- _TASK BRIEF_: In the data that follows, count every line holding the string "text" and give the count alone.

═══ RECORD LIST ═══

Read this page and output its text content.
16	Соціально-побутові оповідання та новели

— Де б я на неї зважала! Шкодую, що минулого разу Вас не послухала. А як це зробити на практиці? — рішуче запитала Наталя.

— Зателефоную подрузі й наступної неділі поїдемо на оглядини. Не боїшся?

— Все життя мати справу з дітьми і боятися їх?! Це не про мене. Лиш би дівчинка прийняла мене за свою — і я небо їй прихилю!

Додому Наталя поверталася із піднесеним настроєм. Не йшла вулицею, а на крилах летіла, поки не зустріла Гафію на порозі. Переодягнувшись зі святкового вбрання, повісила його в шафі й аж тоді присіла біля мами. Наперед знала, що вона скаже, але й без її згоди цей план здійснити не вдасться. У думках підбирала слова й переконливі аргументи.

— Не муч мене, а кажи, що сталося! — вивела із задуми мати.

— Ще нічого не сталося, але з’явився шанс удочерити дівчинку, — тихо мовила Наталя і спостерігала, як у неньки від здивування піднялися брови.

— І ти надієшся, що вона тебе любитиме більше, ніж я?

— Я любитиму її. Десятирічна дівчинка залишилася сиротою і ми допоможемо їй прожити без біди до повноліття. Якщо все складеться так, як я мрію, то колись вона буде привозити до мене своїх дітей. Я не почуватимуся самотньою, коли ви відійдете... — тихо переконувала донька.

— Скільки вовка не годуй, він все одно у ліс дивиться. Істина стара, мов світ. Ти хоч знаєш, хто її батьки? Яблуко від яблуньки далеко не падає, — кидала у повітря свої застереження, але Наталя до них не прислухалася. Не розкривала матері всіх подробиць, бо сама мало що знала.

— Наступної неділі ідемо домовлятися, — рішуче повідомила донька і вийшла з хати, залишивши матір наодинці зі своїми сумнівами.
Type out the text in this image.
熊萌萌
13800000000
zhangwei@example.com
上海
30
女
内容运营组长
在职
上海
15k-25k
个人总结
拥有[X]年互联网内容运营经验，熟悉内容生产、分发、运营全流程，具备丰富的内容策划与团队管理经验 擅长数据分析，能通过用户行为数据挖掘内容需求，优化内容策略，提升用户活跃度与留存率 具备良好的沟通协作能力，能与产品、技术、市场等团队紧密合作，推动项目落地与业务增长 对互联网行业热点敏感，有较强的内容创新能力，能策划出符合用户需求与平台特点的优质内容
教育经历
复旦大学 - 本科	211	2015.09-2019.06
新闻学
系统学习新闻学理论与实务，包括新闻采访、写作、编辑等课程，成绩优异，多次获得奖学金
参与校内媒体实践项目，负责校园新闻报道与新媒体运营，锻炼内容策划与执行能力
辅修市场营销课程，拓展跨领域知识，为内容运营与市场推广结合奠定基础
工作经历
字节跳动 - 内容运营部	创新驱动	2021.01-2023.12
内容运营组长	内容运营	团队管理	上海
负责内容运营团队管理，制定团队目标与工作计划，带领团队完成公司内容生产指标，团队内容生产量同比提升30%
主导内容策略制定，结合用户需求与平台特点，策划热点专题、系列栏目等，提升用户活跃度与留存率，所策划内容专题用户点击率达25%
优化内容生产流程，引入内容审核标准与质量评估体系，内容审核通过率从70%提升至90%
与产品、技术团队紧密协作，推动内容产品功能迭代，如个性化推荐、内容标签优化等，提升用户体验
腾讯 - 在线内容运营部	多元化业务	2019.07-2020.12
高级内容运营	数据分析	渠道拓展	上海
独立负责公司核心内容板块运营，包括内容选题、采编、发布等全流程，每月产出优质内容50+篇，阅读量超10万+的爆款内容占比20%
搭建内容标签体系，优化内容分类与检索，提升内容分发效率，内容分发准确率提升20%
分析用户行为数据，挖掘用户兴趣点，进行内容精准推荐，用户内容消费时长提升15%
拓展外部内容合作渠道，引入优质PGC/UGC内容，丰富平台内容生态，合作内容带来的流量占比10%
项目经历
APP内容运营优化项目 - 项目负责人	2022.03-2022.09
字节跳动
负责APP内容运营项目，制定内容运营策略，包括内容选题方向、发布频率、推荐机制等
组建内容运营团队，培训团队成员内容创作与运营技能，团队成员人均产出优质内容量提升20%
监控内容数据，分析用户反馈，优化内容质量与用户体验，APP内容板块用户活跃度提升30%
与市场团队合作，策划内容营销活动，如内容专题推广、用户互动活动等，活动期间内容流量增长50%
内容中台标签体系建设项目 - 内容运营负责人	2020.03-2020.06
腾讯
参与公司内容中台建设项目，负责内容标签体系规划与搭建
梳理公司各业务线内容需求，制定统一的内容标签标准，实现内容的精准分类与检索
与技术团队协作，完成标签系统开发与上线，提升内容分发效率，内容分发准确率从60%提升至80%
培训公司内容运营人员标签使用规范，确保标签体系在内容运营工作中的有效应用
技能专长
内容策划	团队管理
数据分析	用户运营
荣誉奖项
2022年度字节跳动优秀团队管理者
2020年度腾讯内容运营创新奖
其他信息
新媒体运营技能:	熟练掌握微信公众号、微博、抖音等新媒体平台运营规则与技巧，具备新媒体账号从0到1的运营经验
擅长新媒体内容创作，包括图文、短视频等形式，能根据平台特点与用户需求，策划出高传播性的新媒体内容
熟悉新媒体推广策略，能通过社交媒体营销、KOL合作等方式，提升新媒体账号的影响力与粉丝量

═══

- _RESULT OF THIS EXERCISE_: 2